[Extracted records]
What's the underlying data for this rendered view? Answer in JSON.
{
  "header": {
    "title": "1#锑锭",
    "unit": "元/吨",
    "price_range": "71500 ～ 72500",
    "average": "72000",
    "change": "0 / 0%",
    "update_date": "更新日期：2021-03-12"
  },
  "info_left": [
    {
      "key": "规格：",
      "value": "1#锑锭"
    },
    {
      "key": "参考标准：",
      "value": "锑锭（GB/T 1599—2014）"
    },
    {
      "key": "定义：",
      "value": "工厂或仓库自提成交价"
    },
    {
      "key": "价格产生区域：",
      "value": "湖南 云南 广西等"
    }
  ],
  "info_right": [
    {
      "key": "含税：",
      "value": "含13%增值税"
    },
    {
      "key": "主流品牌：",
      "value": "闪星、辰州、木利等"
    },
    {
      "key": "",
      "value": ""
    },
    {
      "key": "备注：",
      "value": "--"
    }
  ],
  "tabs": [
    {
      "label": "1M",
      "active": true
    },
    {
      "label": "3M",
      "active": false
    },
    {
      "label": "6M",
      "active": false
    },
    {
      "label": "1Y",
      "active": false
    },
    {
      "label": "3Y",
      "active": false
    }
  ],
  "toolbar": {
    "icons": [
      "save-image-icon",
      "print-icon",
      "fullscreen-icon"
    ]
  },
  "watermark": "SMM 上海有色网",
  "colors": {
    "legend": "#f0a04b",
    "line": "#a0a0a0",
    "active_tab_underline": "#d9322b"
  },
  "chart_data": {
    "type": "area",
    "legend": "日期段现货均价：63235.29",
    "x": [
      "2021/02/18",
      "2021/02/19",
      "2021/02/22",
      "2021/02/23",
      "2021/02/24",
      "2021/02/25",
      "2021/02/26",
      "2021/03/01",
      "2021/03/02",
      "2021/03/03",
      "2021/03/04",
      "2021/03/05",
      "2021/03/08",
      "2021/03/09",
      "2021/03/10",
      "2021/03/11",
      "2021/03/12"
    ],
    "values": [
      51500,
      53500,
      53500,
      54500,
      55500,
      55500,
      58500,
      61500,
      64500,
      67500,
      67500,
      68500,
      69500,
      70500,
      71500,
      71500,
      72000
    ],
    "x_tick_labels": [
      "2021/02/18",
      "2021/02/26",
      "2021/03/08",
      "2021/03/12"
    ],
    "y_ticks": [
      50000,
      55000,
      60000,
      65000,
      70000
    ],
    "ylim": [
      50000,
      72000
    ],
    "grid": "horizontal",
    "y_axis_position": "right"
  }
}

● **TASK DIRECTIONS**
Print the records above in full, exactly.

● **RESPONSE BELOW**
What's the underlying data for this rendered view? Answer in JSON.
{
  "header": {
    "title": "1#锑锭",
    "unit": "元/吨",
    "price_range": "71500 ～ 72500",
    "average": "72000",
    "change": "0 / 0%",
    "update_date": "更新日期：2021-03-12"
  },
  "info_left": [
    {
      "key": "规格：",
      "value": "1#锑锭"
    },
    {
      "key": "参考标准：",
      "value": "锑锭（GB/T 1599—2014）"
    },
    {
      "key": "定义：",
      "value": "工厂或仓库自提成交价"
    },
    {
      "key": "价格产生区域：",
      "value": "湖南 云南 广西等"
    }
  ],
  "info_right": [
    {
      "key": "含税：",
      "value": "含13%增值税"
    },
    {
      "key": "主流品牌：",
      "value": "闪星、辰州、木利等"
    },
    {
      "key": "",
      "value": ""
    },
    {
      "key": "备注：",
      "value": "--"
    }
  ],
  "tabs": [
    {
      "label": "1M",
      "active": true
    },
    {
      "label": "3M",
      "active": false
    },
    {
      "label": "6M",
      "active": false
    },
    {
      "label": "1Y",
      "active": false
    },
    {
      "label": "3Y",
      "active": false
    }
  ],
  "toolbar": {
    "icons": [
      "save-image-icon",
      "print-icon",
      "fullscreen-icon"
    ]
  },
  "watermark": "SMM 上海有色网",
  "colors": {
    "legend": "#f0a04b",
    "line": "#a0a0a0",
    "active_tab_underline": "#d9322b"
  },
  "chart_data": {
    "type": "area",
    "legend": "日期段现货均价：63235.29",
    "x": [
      "2021/02/18",
      "2021/02/19",
      "2021/02/22",
      "2021/02/23",
      "2021/02/24",
      "2021/02/25",
      "2021/02/26",
      "2021/03/01",
      "2021/03/02",
      "2021/03/03",
      "2021/03/04",
      "2021/03/05",
      "2021/03/08",
      "2021/03/09",
      "2021/03/10",
      "2021/03/11",
      "2021/03/12"
    ],
    "values": [
      51500,
      53500,
      53500,
      54500,
      55500,
      55500,
      58500,
      61500,
      64500,
      67500,
      67500,
      68500,
      69500,
      70500,
      71500,
      71500,
      72000
    ],
    "x_tick_labels": [
      "2021/02/18",
      "2021/02/26",
      "2021/03/08",
      "2021/03/12"
    ],
    "y_ticks": [
      50000,
      55000,
      60000,
      65000,
      70000
    ],
    "ylim": [
      50000,
      72000
    ],
    "grid": "horizontal",
    "y_axis_position": "right"
  }
}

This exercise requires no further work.